(Raw records)
◆ ◆ ◆ ◆ ◆ ◆ ◆

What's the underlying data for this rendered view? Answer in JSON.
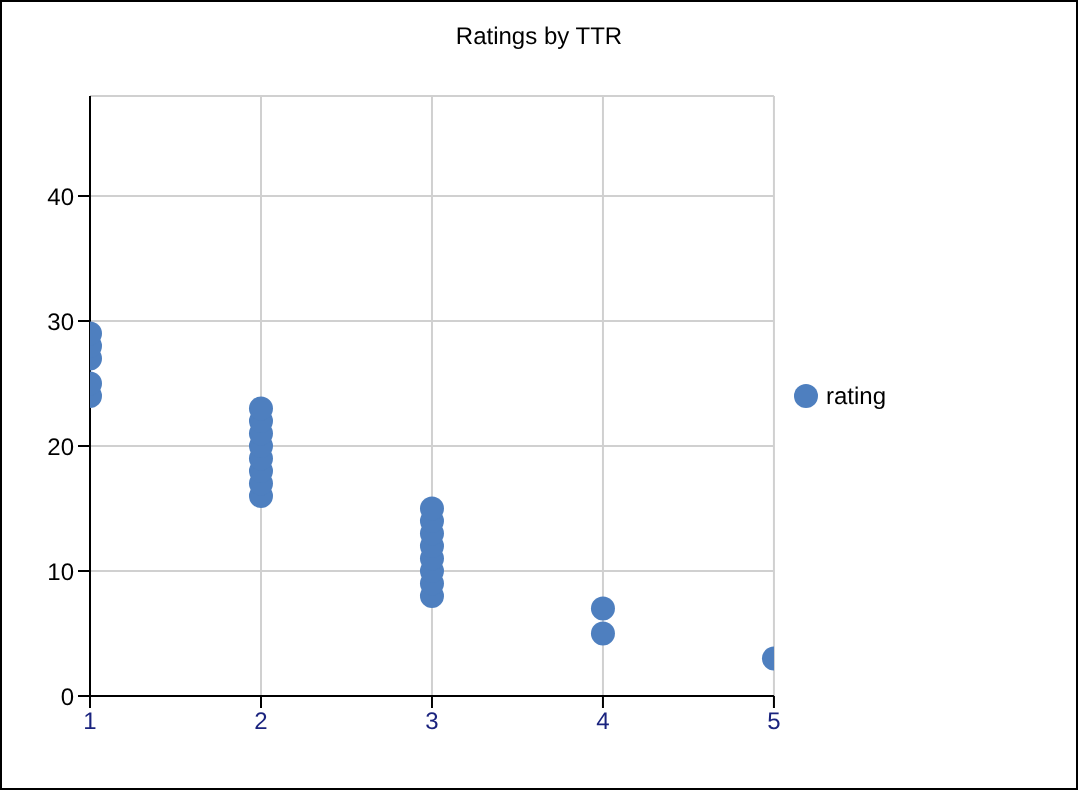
{
  "chart_data": {
    "type": "scatter",
    "title": "Ratings by TTR",
    "x": [
      1,
      1,
      1,
      1,
      1,
      2,
      2,
      2,
      2,
      2,
      2,
      2,
      2,
      3,
      3,
      3,
      3,
      3,
      3,
      3,
      3,
      4,
      4,
      5
    ],
    "series": [
      {
        "name": "rating",
        "color": "#4e7fbf",
        "values": [
          24,
          25,
          27,
          28,
          29,
          16,
          17,
          18,
          19,
          20,
          21,
          22,
          23,
          8,
          9,
          10,
          11,
          12,
          13,
          14,
          15,
          5,
          7,
          3
        ]
      }
    ],
    "xlim": [
      1,
      5
    ],
    "xticks": [
      1,
      2,
      3,
      4,
      5
    ],
    "ylim": [
      0,
      48
    ],
    "yticks": [
      0,
      10,
      20,
      30,
      40
    ],
    "grid": true,
    "legend": "right",
    "marker": "circle"
  }
}
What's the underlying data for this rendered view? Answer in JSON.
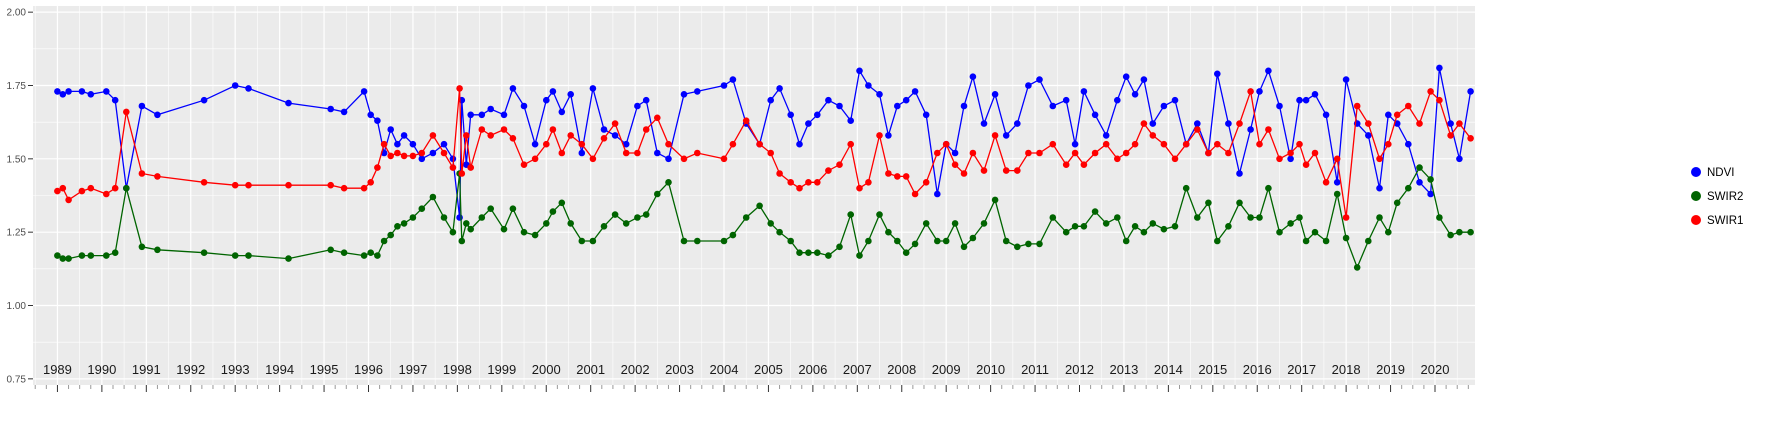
{
  "chart_data": {
    "type": "line",
    "title": "",
    "xlabel": "",
    "ylabel": "",
    "grid": true,
    "legend_position": "right",
    "panel_background": "#ebebeb",
    "grid_color": "#ffffff",
    "xlim": [
      1988.45,
      2020.9
    ],
    "ylim": [
      0.75,
      2.0
    ],
    "x_tick_labels": [
      1989,
      1990,
      1991,
      1992,
      1993,
      1994,
      1995,
      1996,
      1997,
      1998,
      1999,
      2000,
      2001,
      2002,
      2003,
      2004,
      2005,
      2006,
      2007,
      2008,
      2009,
      2010,
      2011,
      2012,
      2013,
      2014,
      2015,
      2016,
      2017,
      2018,
      2019,
      2020
    ],
    "y_tick_labels": [
      "2.00",
      "1.75",
      "1.50",
      "1.25",
      "1.00",
      "0.75"
    ],
    "y_tick_values": [
      2.0,
      1.75,
      1.5,
      1.25,
      1.0,
      0.75
    ],
    "x": [
      1989.0,
      1989.12,
      1989.25,
      1989.55,
      1989.75,
      1990.1,
      1990.3,
      1990.55,
      1990.9,
      1991.25,
      1992.3,
      1993.0,
      1993.3,
      1994.2,
      1995.15,
      1995.45,
      1995.9,
      1996.05,
      1996.2,
      1996.35,
      1996.5,
      1996.65,
      1996.8,
      1997.0,
      1997.2,
      1997.45,
      1997.7,
      1997.9,
      1998.05,
      1998.1,
      1998.2,
      1998.3,
      1998.55,
      1998.75,
      1999.05,
      1999.25,
      1999.5,
      1999.75,
      2000.0,
      2000.15,
      2000.35,
      2000.55,
      2000.8,
      2001.05,
      2001.3,
      2001.55,
      2001.8,
      2002.05,
      2002.25,
      2002.5,
      2002.75,
      2003.1,
      2003.4,
      2004.0,
      2004.2,
      2004.5,
      2004.8,
      2005.05,
      2005.25,
      2005.5,
      2005.7,
      2005.9,
      2006.1,
      2006.35,
      2006.6,
      2006.85,
      2007.05,
      2007.25,
      2007.5,
      2007.7,
      2007.9,
      2008.1,
      2008.3,
      2008.55,
      2008.8,
      2009.0,
      2009.2,
      2009.4,
      2009.6,
      2009.85,
      2010.1,
      2010.35,
      2010.6,
      2010.85,
      2011.1,
      2011.4,
      2011.7,
      2011.9,
      2012.1,
      2012.35,
      2012.6,
      2012.85,
      2013.05,
      2013.25,
      2013.45,
      2013.65,
      2013.9,
      2014.15,
      2014.4,
      2014.65,
      2014.9,
      2015.1,
      2015.35,
      2015.6,
      2015.85,
      2016.05,
      2016.25,
      2016.5,
      2016.75,
      2016.95,
      2017.1,
      2017.3,
      2017.55,
      2017.8,
      2018.0,
      2018.25,
      2018.5,
      2018.75,
      2018.95,
      2019.15,
      2019.4,
      2019.65,
      2019.9,
      2020.1,
      2020.35,
      2020.55,
      2020.8
    ],
    "series": [
      {
        "name": "NDVI",
        "color": "#0000ff",
        "values": [
          1.73,
          1.72,
          1.73,
          1.73,
          1.72,
          1.73,
          1.7,
          1.4,
          1.68,
          1.65,
          1.7,
          1.75,
          1.74,
          1.69,
          1.67,
          1.66,
          1.73,
          1.65,
          1.63,
          1.52,
          1.6,
          1.55,
          1.58,
          1.55,
          1.5,
          1.52,
          1.55,
          1.5,
          1.3,
          1.7,
          1.48,
          1.65,
          1.65,
          1.67,
          1.65,
          1.74,
          1.68,
          1.55,
          1.7,
          1.73,
          1.66,
          1.72,
          1.52,
          1.74,
          1.6,
          1.58,
          1.55,
          1.68,
          1.7,
          1.52,
          1.5,
          1.72,
          1.73,
          1.75,
          1.77,
          1.62,
          1.55,
          1.7,
          1.74,
          1.65,
          1.55,
          1.62,
          1.65,
          1.7,
          1.68,
          1.63,
          1.8,
          1.75,
          1.72,
          1.58,
          1.68,
          1.7,
          1.73,
          1.65,
          1.38,
          1.55,
          1.52,
          1.68,
          1.78,
          1.62,
          1.72,
          1.58,
          1.62,
          1.75,
          1.77,
          1.68,
          1.7,
          1.55,
          1.73,
          1.65,
          1.58,
          1.7,
          1.78,
          1.72,
          1.77,
          1.62,
          1.68,
          1.7,
          1.55,
          1.62,
          1.52,
          1.79,
          1.62,
          1.45,
          1.6,
          1.73,
          1.8,
          1.68,
          1.5,
          1.7,
          1.7,
          1.72,
          1.65,
          1.42,
          1.77,
          1.62,
          1.58,
          1.4,
          1.65,
          1.62,
          1.55,
          1.42,
          1.38,
          1.81,
          1.62,
          1.5,
          1.73
        ]
      },
      {
        "name": "SWIR2",
        "color": "#006400",
        "values": [
          1.17,
          1.16,
          1.16,
          1.17,
          1.17,
          1.17,
          1.18,
          1.4,
          1.2,
          1.19,
          1.18,
          1.17,
          1.17,
          1.16,
          1.19,
          1.18,
          1.17,
          1.18,
          1.17,
          1.22,
          1.24,
          1.27,
          1.28,
          1.3,
          1.33,
          1.37,
          1.3,
          1.25,
          1.45,
          1.22,
          1.28,
          1.26,
          1.3,
          1.33,
          1.26,
          1.33,
          1.25,
          1.24,
          1.28,
          1.32,
          1.35,
          1.28,
          1.22,
          1.22,
          1.27,
          1.31,
          1.28,
          1.3,
          1.31,
          1.38,
          1.42,
          1.22,
          1.22,
          1.22,
          1.24,
          1.3,
          1.34,
          1.28,
          1.25,
          1.22,
          1.18,
          1.18,
          1.18,
          1.17,
          1.2,
          1.31,
          1.17,
          1.22,
          1.31,
          1.25,
          1.22,
          1.18,
          1.21,
          1.28,
          1.22,
          1.22,
          1.28,
          1.2,
          1.23,
          1.28,
          1.36,
          1.22,
          1.2,
          1.21,
          1.21,
          1.3,
          1.25,
          1.27,
          1.27,
          1.32,
          1.28,
          1.3,
          1.22,
          1.27,
          1.25,
          1.28,
          1.26,
          1.27,
          1.4,
          1.3,
          1.35,
          1.22,
          1.27,
          1.35,
          1.3,
          1.3,
          1.4,
          1.25,
          1.28,
          1.3,
          1.22,
          1.25,
          1.22,
          1.38,
          1.23,
          1.13,
          1.22,
          1.3,
          1.25,
          1.35,
          1.4,
          1.47,
          1.43,
          1.3,
          1.24,
          1.25,
          1.25
        ]
      },
      {
        "name": "SWIR1",
        "color": "#ff0000",
        "values": [
          1.39,
          1.4,
          1.36,
          1.39,
          1.4,
          1.38,
          1.4,
          1.66,
          1.45,
          1.44,
          1.42,
          1.41,
          1.41,
          1.41,
          1.41,
          1.4,
          1.4,
          1.42,
          1.47,
          1.55,
          1.51,
          1.52,
          1.51,
          1.51,
          1.52,
          1.58,
          1.52,
          1.47,
          1.74,
          1.45,
          1.58,
          1.47,
          1.6,
          1.58,
          1.6,
          1.57,
          1.48,
          1.5,
          1.55,
          1.6,
          1.52,
          1.58,
          1.55,
          1.5,
          1.57,
          1.62,
          1.52,
          1.52,
          1.6,
          1.64,
          1.55,
          1.5,
          1.52,
          1.5,
          1.55,
          1.63,
          1.55,
          1.52,
          1.45,
          1.42,
          1.4,
          1.42,
          1.42,
          1.46,
          1.48,
          1.55,
          1.4,
          1.42,
          1.58,
          1.45,
          1.44,
          1.44,
          1.38,
          1.42,
          1.52,
          1.55,
          1.48,
          1.45,
          1.52,
          1.46,
          1.58,
          1.46,
          1.46,
          1.52,
          1.52,
          1.55,
          1.48,
          1.52,
          1.48,
          1.52,
          1.55,
          1.5,
          1.52,
          1.55,
          1.62,
          1.58,
          1.55,
          1.5,
          1.55,
          1.6,
          1.52,
          1.55,
          1.52,
          1.62,
          1.73,
          1.55,
          1.6,
          1.5,
          1.52,
          1.55,
          1.48,
          1.52,
          1.42,
          1.5,
          1.3,
          1.68,
          1.62,
          1.5,
          1.55,
          1.65,
          1.68,
          1.62,
          1.73,
          1.7,
          1.58,
          1.62,
          1.57
        ]
      }
    ],
    "legend": {
      "entries": [
        {
          "label": "NDVI",
          "color": "#0000ff"
        },
        {
          "label": "SWIR2",
          "color": "#006400"
        },
        {
          "label": "SWIR1",
          "color": "#ff0000"
        }
      ]
    }
  }
}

◆ ◆ ◆ ◆ ◆ ◆ ◆

Task instructions: List all lines from the entries that include the word "right".

Answer to this exercise:
    "legend": "right",
    "legend_position": "right",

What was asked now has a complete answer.